● **WHAT IS REQUIRED**: Your task is to reproduce the material exactly.

● **RECORDS SUPPLIED**:
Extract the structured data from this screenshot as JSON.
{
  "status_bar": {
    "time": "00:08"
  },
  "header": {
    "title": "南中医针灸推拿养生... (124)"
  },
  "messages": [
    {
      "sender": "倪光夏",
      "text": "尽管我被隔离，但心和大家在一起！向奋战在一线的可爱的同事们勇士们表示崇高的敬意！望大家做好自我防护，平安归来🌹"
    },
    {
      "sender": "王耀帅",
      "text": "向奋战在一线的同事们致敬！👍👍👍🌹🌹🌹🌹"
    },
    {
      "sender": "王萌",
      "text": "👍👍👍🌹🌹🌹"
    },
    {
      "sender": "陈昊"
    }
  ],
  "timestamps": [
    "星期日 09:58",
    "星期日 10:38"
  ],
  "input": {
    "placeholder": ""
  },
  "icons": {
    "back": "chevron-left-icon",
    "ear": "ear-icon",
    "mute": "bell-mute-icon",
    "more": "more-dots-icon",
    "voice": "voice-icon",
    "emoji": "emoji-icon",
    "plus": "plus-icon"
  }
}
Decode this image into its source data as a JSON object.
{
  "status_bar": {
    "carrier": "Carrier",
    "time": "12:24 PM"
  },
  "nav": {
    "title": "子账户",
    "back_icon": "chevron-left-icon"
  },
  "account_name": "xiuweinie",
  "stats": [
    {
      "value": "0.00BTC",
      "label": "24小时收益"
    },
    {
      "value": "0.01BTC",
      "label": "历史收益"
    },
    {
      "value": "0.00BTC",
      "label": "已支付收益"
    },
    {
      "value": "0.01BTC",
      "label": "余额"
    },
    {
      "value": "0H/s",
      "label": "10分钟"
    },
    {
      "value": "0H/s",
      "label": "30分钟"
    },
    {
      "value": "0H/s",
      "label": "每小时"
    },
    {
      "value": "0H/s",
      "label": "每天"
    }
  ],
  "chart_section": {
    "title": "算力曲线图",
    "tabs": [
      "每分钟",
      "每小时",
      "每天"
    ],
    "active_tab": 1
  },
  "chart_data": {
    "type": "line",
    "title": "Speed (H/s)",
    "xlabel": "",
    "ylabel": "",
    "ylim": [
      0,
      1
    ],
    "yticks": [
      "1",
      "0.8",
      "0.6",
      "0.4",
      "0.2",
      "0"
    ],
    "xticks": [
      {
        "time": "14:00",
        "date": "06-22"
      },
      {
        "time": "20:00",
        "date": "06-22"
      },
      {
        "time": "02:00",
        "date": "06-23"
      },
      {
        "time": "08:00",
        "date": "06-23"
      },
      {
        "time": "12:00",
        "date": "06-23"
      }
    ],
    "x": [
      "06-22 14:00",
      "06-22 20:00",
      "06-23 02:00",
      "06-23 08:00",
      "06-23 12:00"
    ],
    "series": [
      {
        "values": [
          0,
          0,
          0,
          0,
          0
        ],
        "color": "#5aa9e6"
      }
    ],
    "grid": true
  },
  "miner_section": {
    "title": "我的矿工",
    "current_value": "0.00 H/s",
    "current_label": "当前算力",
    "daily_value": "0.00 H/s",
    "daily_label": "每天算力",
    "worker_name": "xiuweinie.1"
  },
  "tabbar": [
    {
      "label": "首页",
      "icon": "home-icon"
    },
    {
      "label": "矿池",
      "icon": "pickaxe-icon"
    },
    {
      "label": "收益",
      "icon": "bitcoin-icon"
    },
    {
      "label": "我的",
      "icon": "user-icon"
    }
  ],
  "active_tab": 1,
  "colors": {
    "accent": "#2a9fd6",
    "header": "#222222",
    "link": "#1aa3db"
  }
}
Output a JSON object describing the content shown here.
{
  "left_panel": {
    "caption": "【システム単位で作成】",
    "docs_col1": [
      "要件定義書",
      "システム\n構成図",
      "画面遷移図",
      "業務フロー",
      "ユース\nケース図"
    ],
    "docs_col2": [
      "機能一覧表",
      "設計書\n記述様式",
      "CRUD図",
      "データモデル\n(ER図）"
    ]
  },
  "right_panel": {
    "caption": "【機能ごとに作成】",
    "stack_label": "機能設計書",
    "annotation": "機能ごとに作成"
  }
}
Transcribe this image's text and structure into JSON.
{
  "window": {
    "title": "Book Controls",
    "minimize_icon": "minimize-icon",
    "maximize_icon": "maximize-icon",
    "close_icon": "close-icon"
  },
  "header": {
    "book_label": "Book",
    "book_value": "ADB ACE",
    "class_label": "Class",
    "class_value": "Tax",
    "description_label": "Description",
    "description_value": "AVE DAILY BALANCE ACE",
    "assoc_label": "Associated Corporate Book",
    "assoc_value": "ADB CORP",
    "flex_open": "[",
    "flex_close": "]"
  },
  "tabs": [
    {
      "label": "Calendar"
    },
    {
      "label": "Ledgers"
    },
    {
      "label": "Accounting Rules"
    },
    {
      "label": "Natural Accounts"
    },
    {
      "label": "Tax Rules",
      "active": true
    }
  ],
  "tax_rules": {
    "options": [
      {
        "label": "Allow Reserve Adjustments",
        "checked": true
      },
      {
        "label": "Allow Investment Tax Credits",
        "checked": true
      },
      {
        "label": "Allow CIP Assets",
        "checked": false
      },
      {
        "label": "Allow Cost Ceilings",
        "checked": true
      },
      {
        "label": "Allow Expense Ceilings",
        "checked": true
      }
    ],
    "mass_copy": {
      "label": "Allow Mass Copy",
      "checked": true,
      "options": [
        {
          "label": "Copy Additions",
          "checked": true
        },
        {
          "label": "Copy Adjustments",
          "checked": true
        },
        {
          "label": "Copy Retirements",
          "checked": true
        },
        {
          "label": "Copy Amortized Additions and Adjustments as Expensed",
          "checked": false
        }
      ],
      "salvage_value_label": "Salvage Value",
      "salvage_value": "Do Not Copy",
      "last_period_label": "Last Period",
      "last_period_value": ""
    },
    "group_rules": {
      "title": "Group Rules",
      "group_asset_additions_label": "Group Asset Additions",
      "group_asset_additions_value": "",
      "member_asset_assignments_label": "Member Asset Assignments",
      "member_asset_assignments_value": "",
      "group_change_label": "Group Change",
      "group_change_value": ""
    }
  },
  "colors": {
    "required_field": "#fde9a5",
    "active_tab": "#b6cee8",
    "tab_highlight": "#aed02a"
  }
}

● **CORRECT RESPONSE**:
Extract the structured data from this screenshot as JSON.
{
  "status_bar": {
    "time": "00:08"
  },
  "header": {
    "title": "南中医针灸推拿养生... (124)"
  },
  "messages": [
    {
      "sender": "倪光夏",
      "text": "尽管我被隔离，但心和大家在一起！向奋战在一线的可爱的同事们勇士们表示崇高的敬意！望大家做好自我防护，平安归来🌹"
    },
    {
      "sender": "王耀帅",
      "text": "向奋战在一线的同事们致敬！👍👍👍🌹🌹🌹🌹"
    },
    {
      "sender": "王萌",
      "text": "👍👍👍🌹🌹🌹"
    },
    {
      "sender": "陈昊"
    }
  ],
  "timestamps": [
    "星期日 09:58",
    "星期日 10:38"
  ],
  "input": {
    "placeholder": ""
  },
  "icons": {
    "back": "chevron-left-icon",
    "ear": "ear-icon",
    "mute": "bell-mute-icon",
    "more": "more-dots-icon",
    "voice": "voice-icon",
    "emoji": "emoji-icon",
    "plus": "plus-icon"
  }
}
Decode this image into its source data as a JSON object.
{
  "status_bar": {
    "carrier": "Carrier",
    "time": "12:24 PM"
  },
  "nav": {
    "title": "子账户",
    "back_icon": "chevron-left-icon"
  },
  "account_name": "xiuweinie",
  "stats": [
    {
      "value": "0.00BTC",
      "label": "24小时收益"
    },
    {
      "value": "0.01BTC",
      "label": "历史收益"
    },
    {
      "value": "0.00BTC",
      "label": "已支付收益"
    },
    {
      "value": "0.01BTC",
      "label": "余额"
    },
    {
      "value": "0H/s",
      "label": "10分钟"
    },
    {
      "value": "0H/s",
      "label": "30分钟"
    },
    {
      "value": "0H/s",
      "label": "每小时"
    },
    {
      "value": "0H/s",
      "label": "每天"
    }
  ],
  "chart_section": {
    "title": "算力曲线图",
    "tabs": [
      "每分钟",
      "每小时",
      "每天"
    ],
    "active_tab": 1
  },
  "chart_data": {
    "type": "line",
    "title": "Speed (H/s)",
    "xlabel": "",
    "ylabel": "",
    "ylim": [
      0,
      1
    ],
    "yticks": [
      "1",
      "0.8",
      "0.6",
      "0.4",
      "0.2",
      "0"
    ],
    "xticks": [
      {
        "time": "14:00",
        "date": "06-22"
      },
      {
        "time": "20:00",
        "date": "06-22"
      },
      {
        "time": "02:00",
        "date": "06-23"
      },
      {
        "time": "08:00",
        "date": "06-23"
      },
      {
        "time": "12:00",
        "date": "06-23"
      }
    ],
    "x": [
      "06-22 14:00",
      "06-22 20:00",
      "06-23 02:00",
      "06-23 08:00",
      "06-23 12:00"
    ],
    "series": [
      {
        "values": [
          0,
          0,
          0,
          0,
          0
        ],
        "color": "#5aa9e6"
      }
    ],
    "grid": true
  },
  "miner_section": {
    "title": "我的矿工",
    "current_value": "0.00 H/s",
    "current_label": "当前算力",
    "daily_value": "0.00 H/s",
    "daily_label": "每天算力",
    "worker_name": "xiuweinie.1"
  },
  "tabbar": [
    {
      "label": "首页",
      "icon": "home-icon"
    },
    {
      "label": "矿池",
      "icon": "pickaxe-icon"
    },
    {
      "label": "收益",
      "icon": "bitcoin-icon"
    },
    {
      "label": "我的",
      "icon": "user-icon"
    }
  ],
  "active_tab": 1,
  "colors": {
    "accent": "#2a9fd6",
    "header": "#222222",
    "link": "#1aa3db"
  }
}
Output a JSON object describing the content shown here.
{
  "left_panel": {
    "caption": "【システム単位で作成】",
    "docs_col1": [
      "要件定義書",
      "システム\n構成図",
      "画面遷移図",
      "業務フロー",
      "ユース\nケース図"
    ],
    "docs_col2": [
      "機能一覧表",
      "設計書\n記述様式",
      "CRUD図",
      "データモデル\n(ER図）"
    ]
  },
  "right_panel": {
    "caption": "【機能ごとに作成】",
    "stack_label": "機能設計書",
    "annotation": "機能ごとに作成"
  }
}
Transcribe this image's text and structure into JSON.
{
  "window": {
    "title": "Book Controls",
    "minimize_icon": "minimize-icon",
    "maximize_icon": "maximize-icon",
    "close_icon": "close-icon"
  },
  "header": {
    "book_label": "Book",
    "book_value": "ADB ACE",
    "class_label": "Class",
    "class_value": "Tax",
    "description_label": "Description",
    "description_value": "AVE DAILY BALANCE ACE",
    "assoc_label": "Associated Corporate Book",
    "assoc_value": "ADB CORP",
    "flex_open": "[",
    "flex_close": "]"
  },
  "tabs": [
    {
      "label": "Calendar"
    },
    {
      "label": "Ledgers"
    },
    {
      "label": "Accounting Rules"
    },
    {
      "label": "Natural Accounts"
    },
    {
      "label": "Tax Rules",
      "active": true
    }
  ],
  "tax_rules": {
    "options": [
      {
        "label": "Allow Reserve Adjustments",
        "checked": true
      },
      {
        "label": "Allow Investment Tax Credits",
        "checked": true
      },
      {
        "label": "Allow CIP Assets",
        "checked": false
      },
      {
        "label": "Allow Cost Ceilings",
        "checked": true
      },
      {
        "label": "Allow Expense Ceilings",
        "checked": true
      }
    ],
    "mass_copy": {
      "label": "Allow Mass Copy",
      "checked": true,
      "options": [
        {
          "label": "Copy Additions",
          "checked": true
        },
        {
          "label": "Copy Adjustments",
          "checked": true
        },
        {
          "label": "Copy Retirements",
          "checked": true
        },
        {
          "label": "Copy Amortized Additions and Adjustments as Expensed",
          "checked": false
        }
      ],
      "salvage_value_label": "Salvage Value",
      "salvage_value": "Do Not Copy",
      "last_period_label": "Last Period",
      "last_period_value": ""
    },
    "group_rules": {
      "title": "Group Rules",
      "group_asset_additions_label": "Group Asset Additions",
      "group_asset_additions_value": "",
      "member_asset_assignments_label": "Member Asset Assignments",
      "member_asset_assignments_value": "",
      "group_change_label": "Group Change",
      "group_change_value": ""
    }
  },
  "colors": {
    "required_field": "#fde9a5",
    "active_tab": "#b6cee8",
    "tab_highlight": "#aed02a"
  }
}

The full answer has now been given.